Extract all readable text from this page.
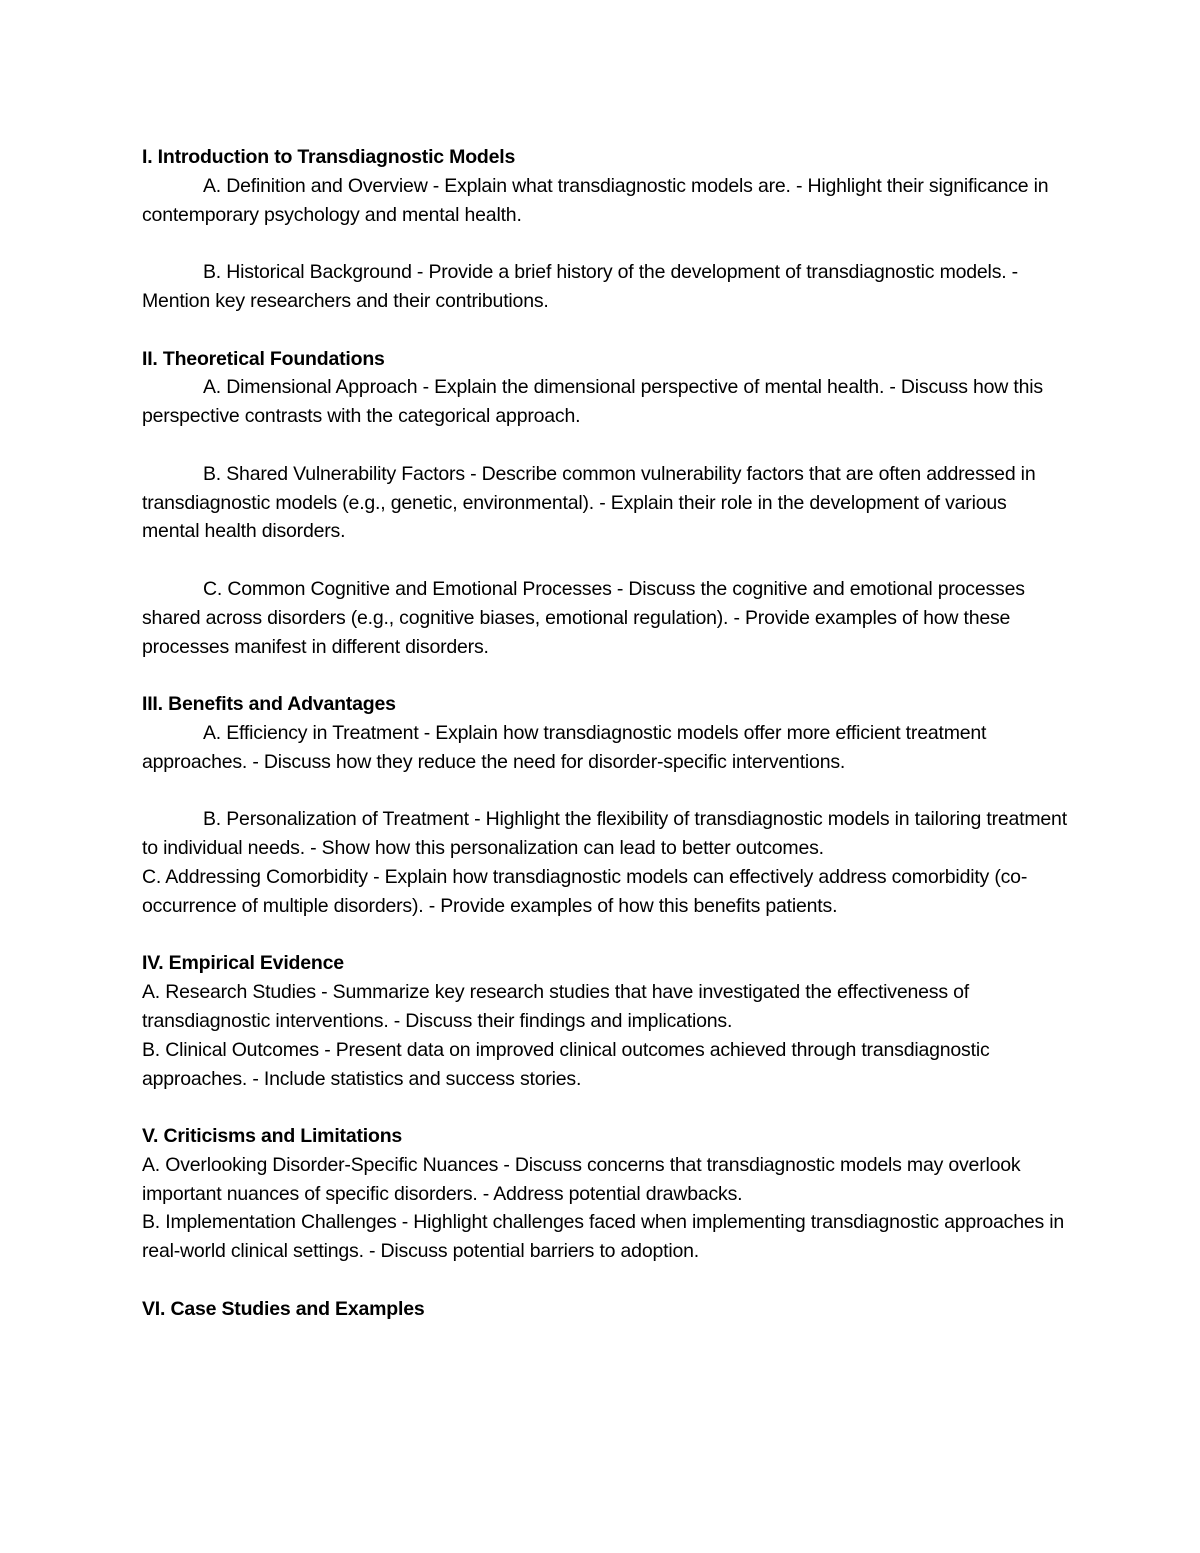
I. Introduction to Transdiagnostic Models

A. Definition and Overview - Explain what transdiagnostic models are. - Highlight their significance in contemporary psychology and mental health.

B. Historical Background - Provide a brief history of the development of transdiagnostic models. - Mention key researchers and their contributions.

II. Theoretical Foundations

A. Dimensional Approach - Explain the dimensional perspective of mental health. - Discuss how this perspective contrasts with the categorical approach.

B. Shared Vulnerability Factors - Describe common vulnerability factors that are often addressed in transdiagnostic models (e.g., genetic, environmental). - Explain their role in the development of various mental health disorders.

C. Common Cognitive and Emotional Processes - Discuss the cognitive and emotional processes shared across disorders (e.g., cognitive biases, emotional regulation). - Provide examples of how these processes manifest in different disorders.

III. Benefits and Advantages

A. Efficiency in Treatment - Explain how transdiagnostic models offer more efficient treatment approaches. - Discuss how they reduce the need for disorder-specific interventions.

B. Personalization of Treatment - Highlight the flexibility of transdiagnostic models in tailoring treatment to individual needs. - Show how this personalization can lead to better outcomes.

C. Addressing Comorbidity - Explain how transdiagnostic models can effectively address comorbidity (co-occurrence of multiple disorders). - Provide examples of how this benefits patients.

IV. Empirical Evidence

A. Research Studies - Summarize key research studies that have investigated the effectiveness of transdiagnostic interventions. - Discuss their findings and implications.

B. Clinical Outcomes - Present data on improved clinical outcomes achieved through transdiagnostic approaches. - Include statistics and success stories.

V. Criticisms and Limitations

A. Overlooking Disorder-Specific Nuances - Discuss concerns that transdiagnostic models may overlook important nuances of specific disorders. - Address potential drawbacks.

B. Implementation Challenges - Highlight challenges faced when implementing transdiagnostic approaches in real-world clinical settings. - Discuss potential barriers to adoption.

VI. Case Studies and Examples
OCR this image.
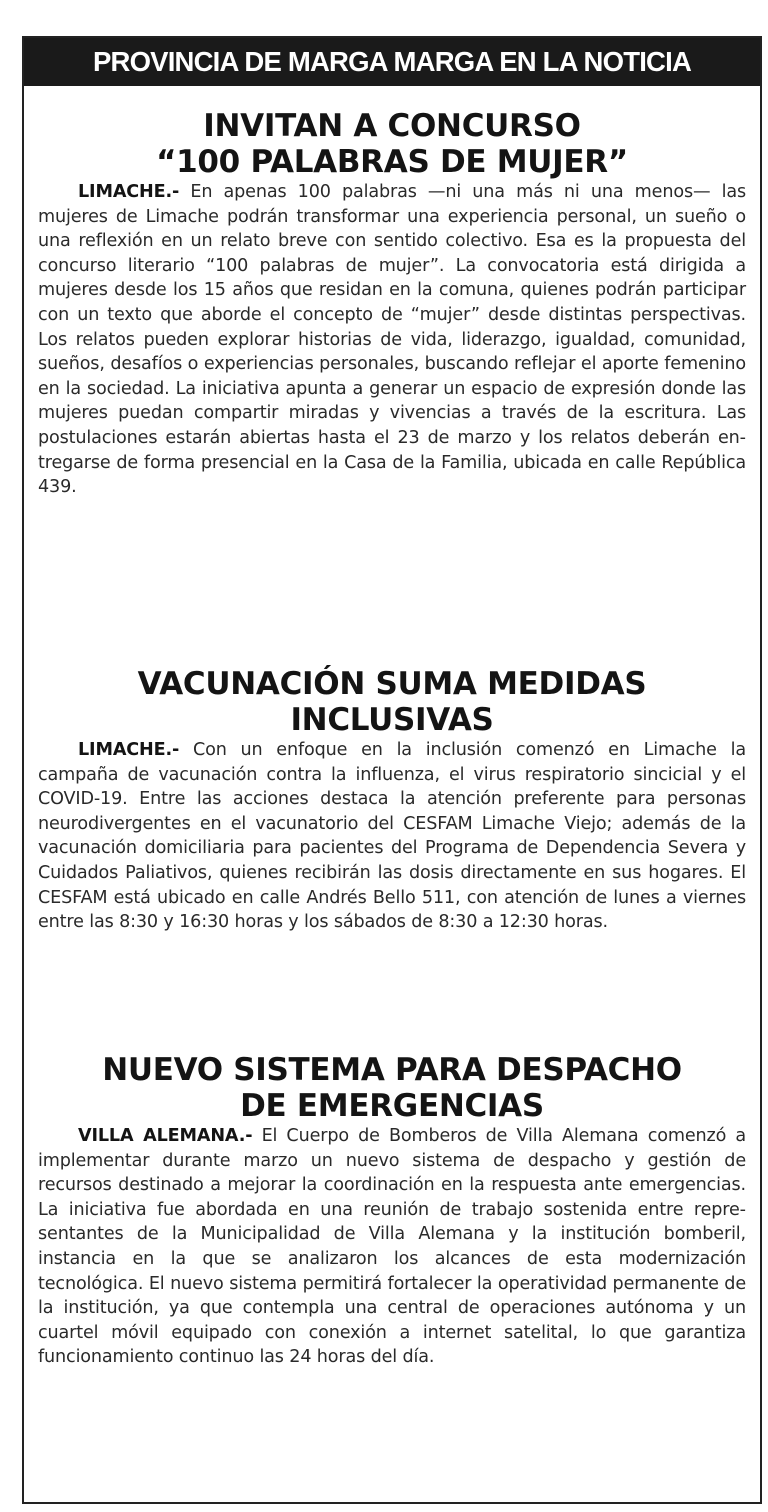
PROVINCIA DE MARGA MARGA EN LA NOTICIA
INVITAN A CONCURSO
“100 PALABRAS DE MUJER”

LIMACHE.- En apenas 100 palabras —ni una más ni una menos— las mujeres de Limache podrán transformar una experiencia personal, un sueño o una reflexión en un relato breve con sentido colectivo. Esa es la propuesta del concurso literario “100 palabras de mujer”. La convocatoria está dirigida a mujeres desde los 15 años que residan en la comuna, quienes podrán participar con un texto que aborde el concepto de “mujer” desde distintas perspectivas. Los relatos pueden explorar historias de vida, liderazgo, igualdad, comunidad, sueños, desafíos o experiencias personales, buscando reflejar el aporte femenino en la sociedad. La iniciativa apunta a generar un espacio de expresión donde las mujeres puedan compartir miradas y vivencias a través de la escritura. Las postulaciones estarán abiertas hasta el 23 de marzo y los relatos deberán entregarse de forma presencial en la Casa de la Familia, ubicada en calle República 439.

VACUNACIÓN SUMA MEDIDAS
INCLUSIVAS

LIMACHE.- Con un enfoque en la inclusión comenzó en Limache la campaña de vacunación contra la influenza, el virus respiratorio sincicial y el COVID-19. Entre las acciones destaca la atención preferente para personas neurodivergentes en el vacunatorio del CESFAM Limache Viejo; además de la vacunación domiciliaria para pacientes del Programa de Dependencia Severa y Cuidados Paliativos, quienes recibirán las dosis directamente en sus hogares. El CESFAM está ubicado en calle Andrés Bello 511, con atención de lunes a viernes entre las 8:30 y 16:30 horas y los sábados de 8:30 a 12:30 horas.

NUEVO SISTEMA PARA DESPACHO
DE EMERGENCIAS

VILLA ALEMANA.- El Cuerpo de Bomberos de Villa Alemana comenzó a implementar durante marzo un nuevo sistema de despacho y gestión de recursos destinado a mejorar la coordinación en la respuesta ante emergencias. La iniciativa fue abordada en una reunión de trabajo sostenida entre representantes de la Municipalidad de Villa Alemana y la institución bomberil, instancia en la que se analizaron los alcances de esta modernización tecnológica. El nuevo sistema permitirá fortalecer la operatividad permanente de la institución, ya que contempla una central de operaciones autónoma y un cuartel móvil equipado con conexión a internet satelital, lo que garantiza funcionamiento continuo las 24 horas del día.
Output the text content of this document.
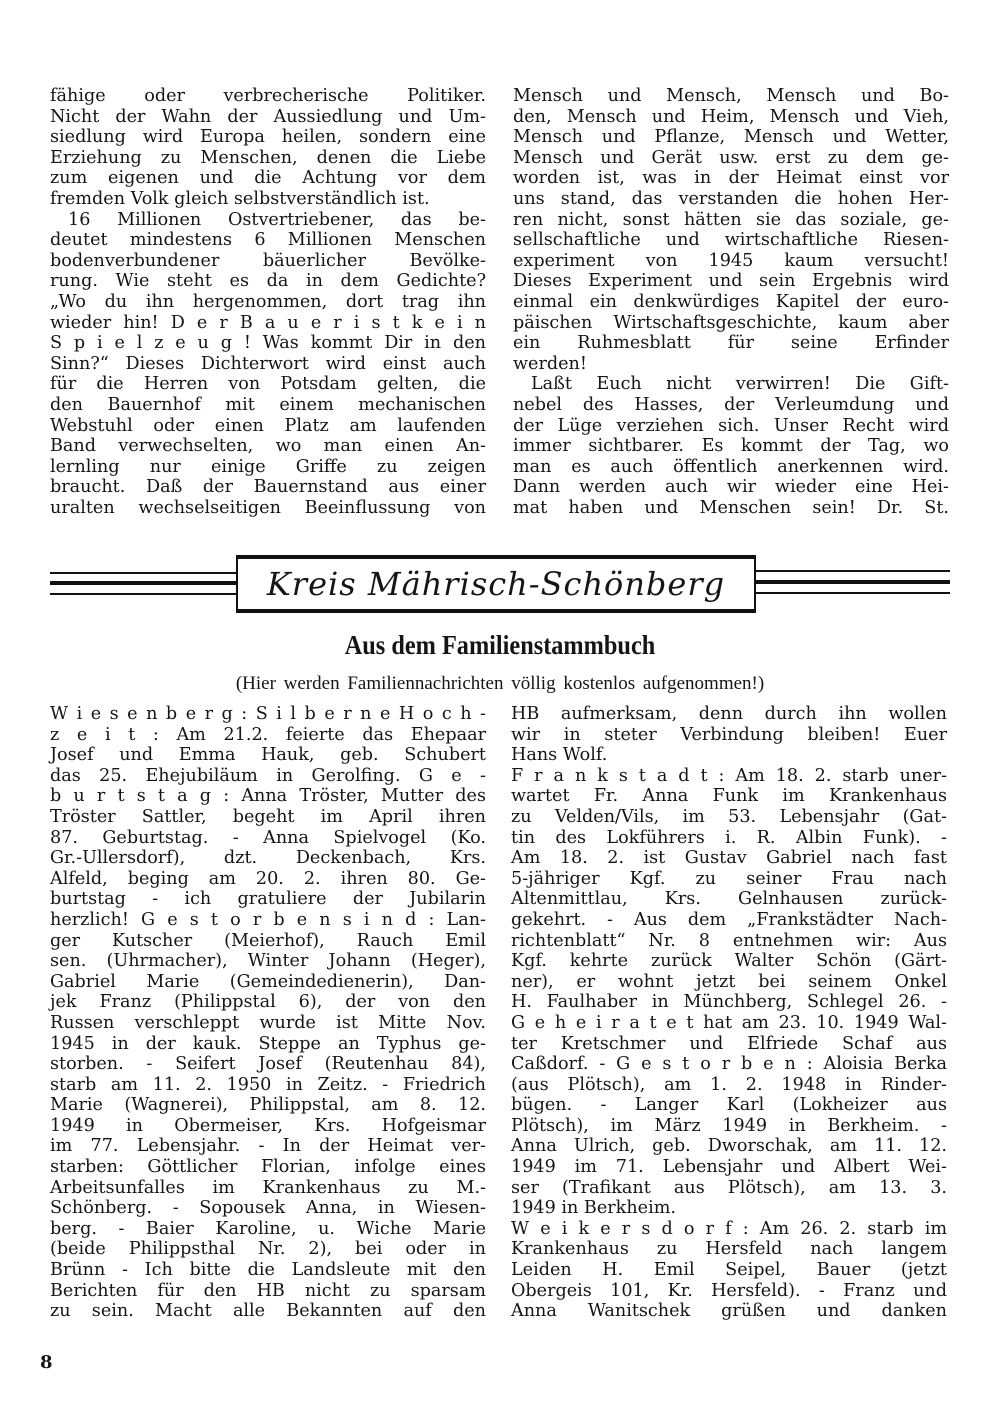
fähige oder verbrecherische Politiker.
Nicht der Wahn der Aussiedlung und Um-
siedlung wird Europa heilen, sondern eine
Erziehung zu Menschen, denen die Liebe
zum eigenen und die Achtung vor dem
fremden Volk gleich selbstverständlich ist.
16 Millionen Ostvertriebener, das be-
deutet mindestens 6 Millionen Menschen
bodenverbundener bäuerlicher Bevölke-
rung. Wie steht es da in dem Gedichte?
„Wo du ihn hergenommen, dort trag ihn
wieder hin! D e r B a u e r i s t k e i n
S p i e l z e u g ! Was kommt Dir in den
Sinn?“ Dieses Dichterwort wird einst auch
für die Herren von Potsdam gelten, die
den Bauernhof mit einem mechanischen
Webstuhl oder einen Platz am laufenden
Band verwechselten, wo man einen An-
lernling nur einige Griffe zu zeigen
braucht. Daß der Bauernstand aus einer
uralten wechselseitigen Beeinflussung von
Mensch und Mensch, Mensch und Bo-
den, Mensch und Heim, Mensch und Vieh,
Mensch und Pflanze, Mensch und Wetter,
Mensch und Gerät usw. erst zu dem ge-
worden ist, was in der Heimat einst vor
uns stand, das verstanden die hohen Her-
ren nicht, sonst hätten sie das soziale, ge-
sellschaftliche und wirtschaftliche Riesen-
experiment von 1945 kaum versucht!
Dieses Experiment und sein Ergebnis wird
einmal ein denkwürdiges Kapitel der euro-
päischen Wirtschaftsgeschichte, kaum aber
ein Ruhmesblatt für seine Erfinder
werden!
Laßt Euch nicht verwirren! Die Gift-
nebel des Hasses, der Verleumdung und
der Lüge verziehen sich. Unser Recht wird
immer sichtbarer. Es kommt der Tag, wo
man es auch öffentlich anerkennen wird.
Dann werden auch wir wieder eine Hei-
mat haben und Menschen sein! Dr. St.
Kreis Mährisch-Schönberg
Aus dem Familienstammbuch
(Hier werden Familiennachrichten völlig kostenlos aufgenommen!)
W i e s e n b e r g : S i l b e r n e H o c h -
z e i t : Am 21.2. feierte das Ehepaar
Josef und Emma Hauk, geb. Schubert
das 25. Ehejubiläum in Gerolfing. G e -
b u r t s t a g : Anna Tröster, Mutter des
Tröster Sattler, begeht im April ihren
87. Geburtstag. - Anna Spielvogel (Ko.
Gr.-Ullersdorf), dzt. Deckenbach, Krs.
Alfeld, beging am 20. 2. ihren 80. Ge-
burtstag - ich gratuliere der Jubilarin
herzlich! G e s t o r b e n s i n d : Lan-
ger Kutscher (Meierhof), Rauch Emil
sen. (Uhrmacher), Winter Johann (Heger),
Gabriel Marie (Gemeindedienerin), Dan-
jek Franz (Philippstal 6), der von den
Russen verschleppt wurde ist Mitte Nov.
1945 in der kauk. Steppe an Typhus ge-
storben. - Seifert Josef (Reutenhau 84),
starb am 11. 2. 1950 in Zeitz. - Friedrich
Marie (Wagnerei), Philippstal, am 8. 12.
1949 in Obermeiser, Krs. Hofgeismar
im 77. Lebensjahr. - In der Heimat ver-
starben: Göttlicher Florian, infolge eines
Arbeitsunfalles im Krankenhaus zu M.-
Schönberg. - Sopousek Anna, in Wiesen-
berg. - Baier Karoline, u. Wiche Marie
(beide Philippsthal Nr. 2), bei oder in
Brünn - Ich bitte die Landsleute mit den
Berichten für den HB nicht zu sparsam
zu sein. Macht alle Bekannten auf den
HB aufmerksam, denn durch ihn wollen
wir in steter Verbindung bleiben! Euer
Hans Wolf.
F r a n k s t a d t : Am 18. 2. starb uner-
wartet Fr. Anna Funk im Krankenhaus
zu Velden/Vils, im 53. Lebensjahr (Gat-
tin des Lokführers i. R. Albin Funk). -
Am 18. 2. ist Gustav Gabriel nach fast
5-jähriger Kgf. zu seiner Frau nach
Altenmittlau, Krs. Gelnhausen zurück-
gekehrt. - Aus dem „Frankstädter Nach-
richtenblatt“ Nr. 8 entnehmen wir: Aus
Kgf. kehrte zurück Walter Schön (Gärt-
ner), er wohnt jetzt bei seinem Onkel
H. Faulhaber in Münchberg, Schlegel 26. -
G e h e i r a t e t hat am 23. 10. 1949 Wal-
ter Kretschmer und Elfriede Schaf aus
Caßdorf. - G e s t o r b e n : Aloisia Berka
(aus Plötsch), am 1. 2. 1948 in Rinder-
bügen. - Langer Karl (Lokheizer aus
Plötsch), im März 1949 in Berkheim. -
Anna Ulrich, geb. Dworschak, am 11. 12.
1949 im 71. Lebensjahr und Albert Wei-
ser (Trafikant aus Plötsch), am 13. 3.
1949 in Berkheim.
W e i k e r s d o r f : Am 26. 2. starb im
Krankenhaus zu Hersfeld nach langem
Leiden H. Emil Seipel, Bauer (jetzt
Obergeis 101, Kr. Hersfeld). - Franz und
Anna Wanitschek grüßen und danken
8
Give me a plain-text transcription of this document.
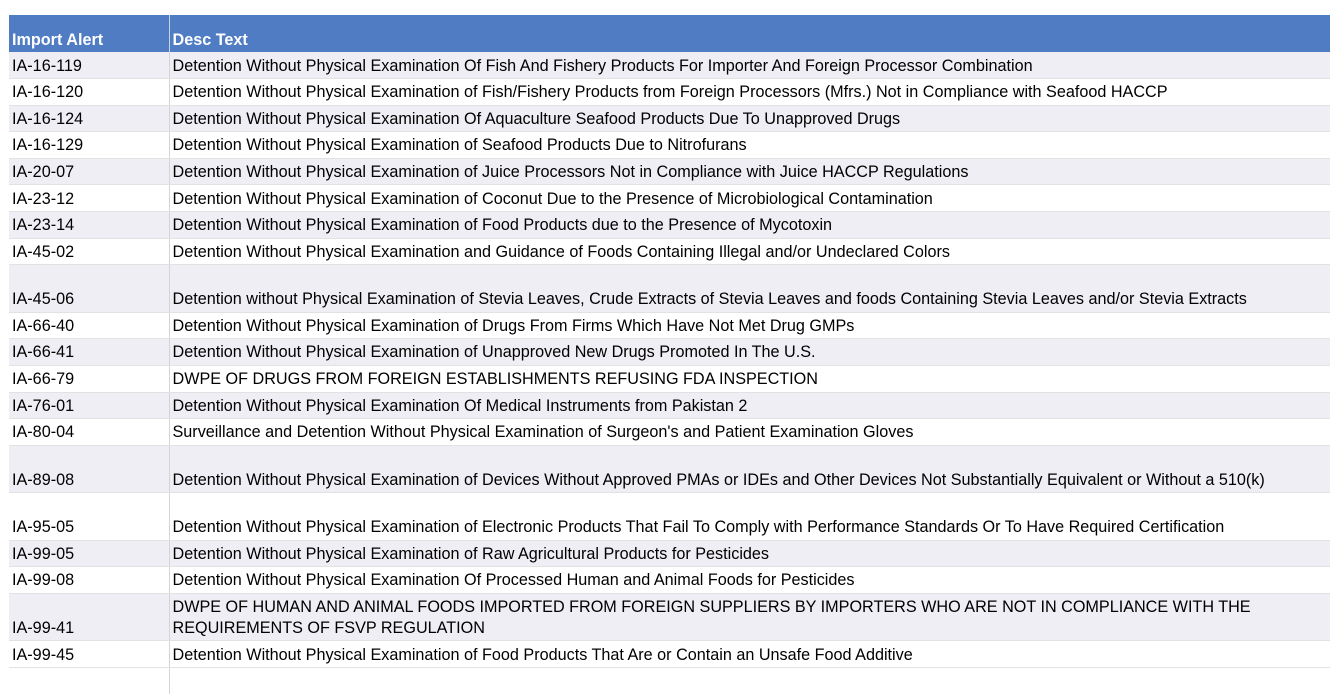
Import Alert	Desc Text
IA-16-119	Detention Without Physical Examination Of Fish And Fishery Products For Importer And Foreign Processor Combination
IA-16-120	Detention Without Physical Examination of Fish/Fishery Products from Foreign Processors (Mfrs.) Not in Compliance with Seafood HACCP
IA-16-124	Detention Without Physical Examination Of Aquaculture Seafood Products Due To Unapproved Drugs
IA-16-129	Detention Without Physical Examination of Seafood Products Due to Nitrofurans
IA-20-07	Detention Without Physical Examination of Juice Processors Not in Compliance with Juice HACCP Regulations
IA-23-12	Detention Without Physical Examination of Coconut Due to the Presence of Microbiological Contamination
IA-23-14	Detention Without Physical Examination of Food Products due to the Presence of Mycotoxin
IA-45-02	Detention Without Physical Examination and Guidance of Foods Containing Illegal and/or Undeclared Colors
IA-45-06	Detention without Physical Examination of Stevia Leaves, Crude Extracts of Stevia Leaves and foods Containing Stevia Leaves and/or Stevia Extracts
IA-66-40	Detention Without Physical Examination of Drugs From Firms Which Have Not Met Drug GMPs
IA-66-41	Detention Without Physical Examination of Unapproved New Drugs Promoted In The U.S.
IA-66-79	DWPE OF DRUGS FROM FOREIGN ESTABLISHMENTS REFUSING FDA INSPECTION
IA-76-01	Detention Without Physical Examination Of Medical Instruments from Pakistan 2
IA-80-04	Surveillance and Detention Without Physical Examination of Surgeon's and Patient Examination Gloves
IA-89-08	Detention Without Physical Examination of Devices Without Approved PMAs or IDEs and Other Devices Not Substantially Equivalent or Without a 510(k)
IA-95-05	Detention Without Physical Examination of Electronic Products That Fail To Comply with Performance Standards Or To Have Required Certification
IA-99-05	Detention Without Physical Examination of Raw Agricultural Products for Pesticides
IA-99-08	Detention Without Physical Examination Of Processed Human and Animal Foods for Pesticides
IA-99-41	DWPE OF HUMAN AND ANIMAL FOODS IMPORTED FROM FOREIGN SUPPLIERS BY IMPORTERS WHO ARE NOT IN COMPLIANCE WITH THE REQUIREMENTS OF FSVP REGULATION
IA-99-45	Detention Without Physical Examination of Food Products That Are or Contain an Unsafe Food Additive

= = = = =

## REQUIRED ACTION
Within the entries, find all lines holding "zurück" and copy each one.

## TASK SOLUTION
Altenmittlau, Krs. Gelnhausen zurück-
Kgf. kehrte zurück Walter Schön (Gärt-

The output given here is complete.